* start GIVEN RECORDS *
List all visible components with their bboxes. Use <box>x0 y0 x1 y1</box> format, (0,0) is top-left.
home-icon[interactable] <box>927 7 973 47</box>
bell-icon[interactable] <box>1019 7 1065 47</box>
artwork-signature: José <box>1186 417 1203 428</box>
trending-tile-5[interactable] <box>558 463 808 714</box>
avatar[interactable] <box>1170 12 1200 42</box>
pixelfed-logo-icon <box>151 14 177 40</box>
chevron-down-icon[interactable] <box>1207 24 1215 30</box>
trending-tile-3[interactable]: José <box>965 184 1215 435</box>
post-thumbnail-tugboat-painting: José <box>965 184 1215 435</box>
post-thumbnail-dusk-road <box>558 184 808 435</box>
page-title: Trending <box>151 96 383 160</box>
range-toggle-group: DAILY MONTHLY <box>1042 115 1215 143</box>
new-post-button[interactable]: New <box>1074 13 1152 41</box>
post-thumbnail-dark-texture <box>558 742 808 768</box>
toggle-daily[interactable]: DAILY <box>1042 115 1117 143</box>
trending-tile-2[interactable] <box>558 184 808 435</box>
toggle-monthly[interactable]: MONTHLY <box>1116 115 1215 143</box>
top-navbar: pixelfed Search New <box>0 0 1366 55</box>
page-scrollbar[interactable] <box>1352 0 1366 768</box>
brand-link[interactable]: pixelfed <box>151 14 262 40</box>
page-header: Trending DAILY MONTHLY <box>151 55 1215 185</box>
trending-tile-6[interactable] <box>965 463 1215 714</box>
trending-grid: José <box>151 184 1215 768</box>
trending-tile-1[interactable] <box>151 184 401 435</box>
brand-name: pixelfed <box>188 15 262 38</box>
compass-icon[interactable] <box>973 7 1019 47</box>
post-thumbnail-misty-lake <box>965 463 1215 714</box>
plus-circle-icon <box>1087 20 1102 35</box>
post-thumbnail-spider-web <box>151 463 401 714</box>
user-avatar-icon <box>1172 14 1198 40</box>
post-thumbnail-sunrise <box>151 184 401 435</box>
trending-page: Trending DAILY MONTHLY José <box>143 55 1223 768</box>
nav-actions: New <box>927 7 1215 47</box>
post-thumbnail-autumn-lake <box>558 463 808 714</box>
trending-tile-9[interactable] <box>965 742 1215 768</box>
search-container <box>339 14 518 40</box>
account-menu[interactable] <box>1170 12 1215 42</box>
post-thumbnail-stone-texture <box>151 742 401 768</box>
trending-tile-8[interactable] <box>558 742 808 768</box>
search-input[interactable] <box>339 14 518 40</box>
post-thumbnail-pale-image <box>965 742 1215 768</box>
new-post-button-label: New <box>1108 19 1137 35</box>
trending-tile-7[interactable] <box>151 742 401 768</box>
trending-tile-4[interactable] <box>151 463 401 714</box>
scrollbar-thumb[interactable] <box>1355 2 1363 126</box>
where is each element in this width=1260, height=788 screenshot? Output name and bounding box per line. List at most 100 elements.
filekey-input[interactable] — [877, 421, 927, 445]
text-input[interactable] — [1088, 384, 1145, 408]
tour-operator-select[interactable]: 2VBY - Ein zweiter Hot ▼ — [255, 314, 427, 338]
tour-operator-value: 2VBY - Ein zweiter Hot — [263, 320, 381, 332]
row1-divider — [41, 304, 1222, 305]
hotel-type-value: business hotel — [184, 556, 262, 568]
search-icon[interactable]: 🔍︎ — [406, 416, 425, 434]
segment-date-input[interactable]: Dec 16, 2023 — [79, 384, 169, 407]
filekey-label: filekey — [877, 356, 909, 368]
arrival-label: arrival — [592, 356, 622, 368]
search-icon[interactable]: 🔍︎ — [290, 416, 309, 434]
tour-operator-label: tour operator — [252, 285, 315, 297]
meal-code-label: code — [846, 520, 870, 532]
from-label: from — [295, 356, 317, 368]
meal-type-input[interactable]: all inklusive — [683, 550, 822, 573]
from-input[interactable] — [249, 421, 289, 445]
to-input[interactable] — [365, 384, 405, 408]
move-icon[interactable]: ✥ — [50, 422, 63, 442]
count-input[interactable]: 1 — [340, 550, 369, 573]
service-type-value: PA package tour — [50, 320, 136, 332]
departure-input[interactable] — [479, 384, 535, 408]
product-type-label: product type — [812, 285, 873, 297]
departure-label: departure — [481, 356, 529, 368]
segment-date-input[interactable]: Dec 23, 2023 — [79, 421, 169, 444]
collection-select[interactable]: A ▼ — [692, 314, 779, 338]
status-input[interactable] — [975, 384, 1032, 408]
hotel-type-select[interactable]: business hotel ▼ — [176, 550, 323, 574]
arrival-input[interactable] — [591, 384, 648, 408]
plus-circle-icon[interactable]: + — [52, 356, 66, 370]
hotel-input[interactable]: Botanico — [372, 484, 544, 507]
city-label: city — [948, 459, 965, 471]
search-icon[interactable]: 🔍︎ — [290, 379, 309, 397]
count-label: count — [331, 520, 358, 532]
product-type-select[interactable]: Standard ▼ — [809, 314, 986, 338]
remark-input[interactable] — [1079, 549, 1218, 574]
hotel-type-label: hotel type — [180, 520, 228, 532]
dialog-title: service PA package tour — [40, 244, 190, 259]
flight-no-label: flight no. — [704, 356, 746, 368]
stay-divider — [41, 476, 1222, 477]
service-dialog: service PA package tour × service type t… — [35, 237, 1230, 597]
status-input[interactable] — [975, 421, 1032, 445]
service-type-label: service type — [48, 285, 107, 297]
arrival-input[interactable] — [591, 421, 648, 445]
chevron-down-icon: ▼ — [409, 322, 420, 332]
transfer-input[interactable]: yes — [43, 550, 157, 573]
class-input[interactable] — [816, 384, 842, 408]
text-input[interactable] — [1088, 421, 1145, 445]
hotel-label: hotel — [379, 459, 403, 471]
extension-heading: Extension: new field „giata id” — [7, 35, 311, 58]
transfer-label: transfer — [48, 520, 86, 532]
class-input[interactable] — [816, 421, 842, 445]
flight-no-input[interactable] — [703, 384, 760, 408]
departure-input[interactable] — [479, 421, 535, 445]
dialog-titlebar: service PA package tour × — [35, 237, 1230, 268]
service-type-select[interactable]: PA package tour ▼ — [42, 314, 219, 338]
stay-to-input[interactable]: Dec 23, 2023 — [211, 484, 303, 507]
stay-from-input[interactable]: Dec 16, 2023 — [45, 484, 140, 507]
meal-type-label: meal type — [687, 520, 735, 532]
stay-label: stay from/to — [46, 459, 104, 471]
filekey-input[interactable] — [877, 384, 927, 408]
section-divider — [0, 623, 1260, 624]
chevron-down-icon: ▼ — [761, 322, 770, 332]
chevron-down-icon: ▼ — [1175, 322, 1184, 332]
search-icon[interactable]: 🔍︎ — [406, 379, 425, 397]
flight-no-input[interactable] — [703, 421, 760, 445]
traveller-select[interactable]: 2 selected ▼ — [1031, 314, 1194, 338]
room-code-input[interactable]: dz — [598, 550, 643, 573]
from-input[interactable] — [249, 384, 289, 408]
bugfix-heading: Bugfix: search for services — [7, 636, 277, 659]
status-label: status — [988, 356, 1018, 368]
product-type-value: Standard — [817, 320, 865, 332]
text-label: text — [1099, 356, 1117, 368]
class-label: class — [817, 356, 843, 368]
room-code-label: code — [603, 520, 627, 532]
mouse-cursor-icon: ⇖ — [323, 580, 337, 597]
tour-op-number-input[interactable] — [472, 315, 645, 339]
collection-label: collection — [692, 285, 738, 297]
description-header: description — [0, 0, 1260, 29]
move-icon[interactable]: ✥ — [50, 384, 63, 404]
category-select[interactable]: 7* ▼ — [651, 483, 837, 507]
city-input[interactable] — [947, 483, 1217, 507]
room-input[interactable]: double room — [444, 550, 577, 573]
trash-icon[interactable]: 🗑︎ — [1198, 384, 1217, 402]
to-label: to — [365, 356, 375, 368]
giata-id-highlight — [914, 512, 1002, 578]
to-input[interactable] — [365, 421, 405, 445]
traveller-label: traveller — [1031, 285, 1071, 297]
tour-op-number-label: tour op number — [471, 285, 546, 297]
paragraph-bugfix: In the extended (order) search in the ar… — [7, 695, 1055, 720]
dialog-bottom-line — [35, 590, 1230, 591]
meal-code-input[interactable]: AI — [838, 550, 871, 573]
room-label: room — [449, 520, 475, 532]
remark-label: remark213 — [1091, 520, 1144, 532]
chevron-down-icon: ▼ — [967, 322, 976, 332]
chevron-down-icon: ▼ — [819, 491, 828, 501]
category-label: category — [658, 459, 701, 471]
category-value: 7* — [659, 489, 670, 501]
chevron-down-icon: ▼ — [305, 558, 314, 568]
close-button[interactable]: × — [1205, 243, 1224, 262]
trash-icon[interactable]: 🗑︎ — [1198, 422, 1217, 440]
* end GIVEN RECORDS *
● EXERCISE DETAILS: Format the lines from the start of the items up to and including the line containing "trending-tile-3[interactable]: José <box>965" as a numbered list, leaving out any blank lines.

● THE COMPLETED TASK:
1. List all visible components with their bboxes. Use <box>x0 y0 x1 y1</box> format, (0,0) is top-left.
2. home-icon[interactable] <box>927 7 973 47</box>
3. bell-icon[interactable] <box>1019 7 1065 47</box>
4. artwork-signature: José <box>1186 417 1203 428</box>
5. trending-tile-5[interactable] <box>558 463 808 714</box>
6. avatar[interactable] <box>1170 12 1200 42</box>
7. pixelfed-logo-icon <box>151 14 177 40</box>
8. chevron-down-icon[interactable] <box>1207 24 1215 30</box>
9. trending-tile-3[interactable]: José <box>965 184 1215 435</box>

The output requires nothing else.